Objective: What follows is a listing to be transcribed exactly.

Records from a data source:
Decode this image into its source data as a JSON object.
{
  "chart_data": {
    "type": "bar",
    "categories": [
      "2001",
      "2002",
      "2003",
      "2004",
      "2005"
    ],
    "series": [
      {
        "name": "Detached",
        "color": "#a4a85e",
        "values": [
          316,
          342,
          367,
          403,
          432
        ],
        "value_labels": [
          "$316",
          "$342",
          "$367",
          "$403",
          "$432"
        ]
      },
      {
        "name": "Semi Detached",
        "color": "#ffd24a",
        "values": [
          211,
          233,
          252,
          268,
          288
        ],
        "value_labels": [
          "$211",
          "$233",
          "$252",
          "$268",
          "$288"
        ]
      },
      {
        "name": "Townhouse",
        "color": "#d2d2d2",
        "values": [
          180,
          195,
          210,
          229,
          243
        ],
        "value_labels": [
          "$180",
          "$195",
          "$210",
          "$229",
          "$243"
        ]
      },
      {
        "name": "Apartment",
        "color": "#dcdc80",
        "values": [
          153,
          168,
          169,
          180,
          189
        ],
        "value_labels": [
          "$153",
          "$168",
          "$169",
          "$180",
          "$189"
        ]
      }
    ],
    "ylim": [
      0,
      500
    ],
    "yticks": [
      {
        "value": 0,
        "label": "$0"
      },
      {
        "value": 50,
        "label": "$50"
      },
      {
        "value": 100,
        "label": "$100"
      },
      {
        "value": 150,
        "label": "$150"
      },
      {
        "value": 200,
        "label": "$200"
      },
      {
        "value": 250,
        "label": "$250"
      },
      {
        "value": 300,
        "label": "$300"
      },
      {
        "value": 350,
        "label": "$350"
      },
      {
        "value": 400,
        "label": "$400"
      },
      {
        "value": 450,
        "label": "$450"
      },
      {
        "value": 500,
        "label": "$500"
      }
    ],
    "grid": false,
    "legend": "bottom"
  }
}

Complete output:
Decode this image into its source data as a JSON object.
{
  "chart_data": {
    "type": "bar",
    "categories": [
      "2001",
      "2002",
      "2003",
      "2004",
      "2005"
    ],
    "series": [
      {
        "name": "Detached",
        "color": "#a4a85e",
        "values": [
          316,
          342,
          367,
          403,
          432
        ],
        "value_labels": [
          "$316",
          "$342",
          "$367",
          "$403",
          "$432"
        ]
      },
      {
        "name": "Semi Detached",
        "color": "#ffd24a",
        "values": [
          211,
          233,
          252,
          268,
          288
        ],
        "value_labels": [
          "$211",
          "$233",
          "$252",
          "$268",
          "$288"
        ]
      },
      {
        "name": "Townhouse",
        "color": "#d2d2d2",
        "values": [
          180,
          195,
          210,
          229,
          243
        ],
        "value_labels": [
          "$180",
          "$195",
          "$210",
          "$229",
          "$243"
        ]
      },
      {
        "name": "Apartment",
        "color": "#dcdc80",
        "values": [
          153,
          168,
          169,
          180,
          189
        ],
        "value_labels": [
          "$153",
          "$168",
          "$169",
          "$180",
          "$189"
        ]
      }
    ],
    "ylim": [
      0,
      500
    ],
    "yticks": [
      {
        "value": 0,
        "label": "$0"
      },
      {
        "value": 50,
        "label": "$50"
      },
      {
        "value": 100,
        "label": "$100"
      },
      {
        "value": 150,
        "label": "$150"
      },
      {
        "value": 200,
        "label": "$200"
      },
      {
        "value": 250,
        "label": "$250"
      },
      {
        "value": 300,
        "label": "$300"
      },
      {
        "value": 350,
        "label": "$350"
      },
      {
        "value": 400,
        "label": "$400"
      },
      {
        "value": 450,
        "label": "$450"
      },
      {
        "value": 500,
        "label": "$500"
      }
    ],
    "grid": false,
    "legend": "bottom"
  }
}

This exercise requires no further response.